* EXERCISE
Repeat the items exactly, starting with the line that contains "Find all labels, buttons, inputs, and" and going on through the line that contains "value-label: 63 <box>680 191 694 204</box>", with both of those lines included. Leave the pictures out of your answer.

* DATA EXTRACT
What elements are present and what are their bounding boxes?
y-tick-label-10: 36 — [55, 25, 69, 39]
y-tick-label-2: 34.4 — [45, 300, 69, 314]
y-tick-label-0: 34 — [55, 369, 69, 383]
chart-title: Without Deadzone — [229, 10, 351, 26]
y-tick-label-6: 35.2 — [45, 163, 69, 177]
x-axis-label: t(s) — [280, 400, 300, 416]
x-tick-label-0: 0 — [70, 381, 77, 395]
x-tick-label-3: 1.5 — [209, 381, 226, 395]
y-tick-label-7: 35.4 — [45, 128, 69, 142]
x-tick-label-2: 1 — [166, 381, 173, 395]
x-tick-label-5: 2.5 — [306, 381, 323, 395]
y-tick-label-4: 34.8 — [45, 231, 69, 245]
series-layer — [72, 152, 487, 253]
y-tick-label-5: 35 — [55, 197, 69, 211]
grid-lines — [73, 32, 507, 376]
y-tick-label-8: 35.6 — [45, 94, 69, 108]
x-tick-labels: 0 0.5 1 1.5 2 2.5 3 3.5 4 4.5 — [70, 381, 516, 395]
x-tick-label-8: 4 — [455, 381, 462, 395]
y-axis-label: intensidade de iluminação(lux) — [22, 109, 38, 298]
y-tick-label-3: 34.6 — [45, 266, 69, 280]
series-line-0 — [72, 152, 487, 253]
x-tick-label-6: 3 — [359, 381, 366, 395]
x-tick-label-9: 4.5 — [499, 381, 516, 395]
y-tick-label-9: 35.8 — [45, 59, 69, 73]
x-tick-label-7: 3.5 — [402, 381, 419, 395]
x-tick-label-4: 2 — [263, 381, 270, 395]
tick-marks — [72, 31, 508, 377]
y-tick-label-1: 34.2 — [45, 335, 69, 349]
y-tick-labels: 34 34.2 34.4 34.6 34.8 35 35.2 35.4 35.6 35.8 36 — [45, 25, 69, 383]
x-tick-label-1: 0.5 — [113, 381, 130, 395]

* * *

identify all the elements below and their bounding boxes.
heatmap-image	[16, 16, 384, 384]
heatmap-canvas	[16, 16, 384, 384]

---

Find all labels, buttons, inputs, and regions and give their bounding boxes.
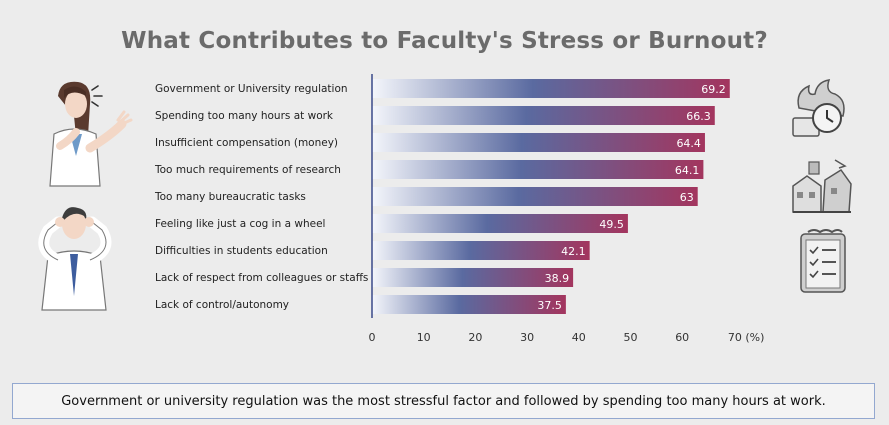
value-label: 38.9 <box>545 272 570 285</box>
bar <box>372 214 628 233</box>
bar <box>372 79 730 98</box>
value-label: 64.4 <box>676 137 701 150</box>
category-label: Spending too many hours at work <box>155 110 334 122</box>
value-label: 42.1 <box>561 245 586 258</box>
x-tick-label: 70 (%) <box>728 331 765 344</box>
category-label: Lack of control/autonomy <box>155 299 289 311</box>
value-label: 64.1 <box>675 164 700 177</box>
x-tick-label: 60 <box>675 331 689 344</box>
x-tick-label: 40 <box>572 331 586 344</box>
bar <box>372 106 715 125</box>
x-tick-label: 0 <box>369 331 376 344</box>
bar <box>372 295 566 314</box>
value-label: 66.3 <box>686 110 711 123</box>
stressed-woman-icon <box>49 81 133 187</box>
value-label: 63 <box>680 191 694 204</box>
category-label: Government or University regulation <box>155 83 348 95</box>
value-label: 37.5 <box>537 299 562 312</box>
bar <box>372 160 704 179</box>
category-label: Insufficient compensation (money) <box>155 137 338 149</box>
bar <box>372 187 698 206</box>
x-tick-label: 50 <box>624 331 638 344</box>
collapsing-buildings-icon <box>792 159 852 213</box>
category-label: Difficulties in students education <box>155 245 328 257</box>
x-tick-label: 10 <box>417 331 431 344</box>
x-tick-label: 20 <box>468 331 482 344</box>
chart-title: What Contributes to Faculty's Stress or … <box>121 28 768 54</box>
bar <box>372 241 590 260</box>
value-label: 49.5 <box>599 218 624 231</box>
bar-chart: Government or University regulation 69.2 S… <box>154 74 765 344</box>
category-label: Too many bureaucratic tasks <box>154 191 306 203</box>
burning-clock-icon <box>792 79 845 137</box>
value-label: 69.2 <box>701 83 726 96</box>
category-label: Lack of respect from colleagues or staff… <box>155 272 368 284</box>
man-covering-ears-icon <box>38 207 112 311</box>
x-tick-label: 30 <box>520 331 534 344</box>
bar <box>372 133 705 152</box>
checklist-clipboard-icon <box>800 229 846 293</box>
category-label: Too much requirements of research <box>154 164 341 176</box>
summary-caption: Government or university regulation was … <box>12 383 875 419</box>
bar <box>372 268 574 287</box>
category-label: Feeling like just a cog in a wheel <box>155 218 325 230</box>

* COMPLETE RESPONSE
Find all labels, buttons, inputs, and regions and give their bounding boxes.
value-label: 38.9 <box>545 272 570 285</box>
bar <box>372 214 628 233</box>
bar <box>372 79 730 98</box>
value-label: 64.4 <box>676 137 701 150</box>
category-label: Spending too many hours at work <box>155 110 334 122</box>
value-label: 42.1 <box>561 245 586 258</box>
x-tick-label: 70 (%) <box>728 331 765 344</box>
category-label: Lack of control/autonomy <box>155 299 289 311</box>
value-label: 64.1 <box>675 164 700 177</box>
x-tick-label: 60 <box>675 331 689 344</box>
x-tick-label: 40 <box>572 331 586 344</box>
bar <box>372 106 715 125</box>
x-tick-label: 0 <box>369 331 376 344</box>
bar <box>372 295 566 314</box>
value-label: 66.3 <box>686 110 711 123</box>
stressed-woman-icon <box>49 81 133 187</box>
value-label: 63 <box>680 191 694 204</box>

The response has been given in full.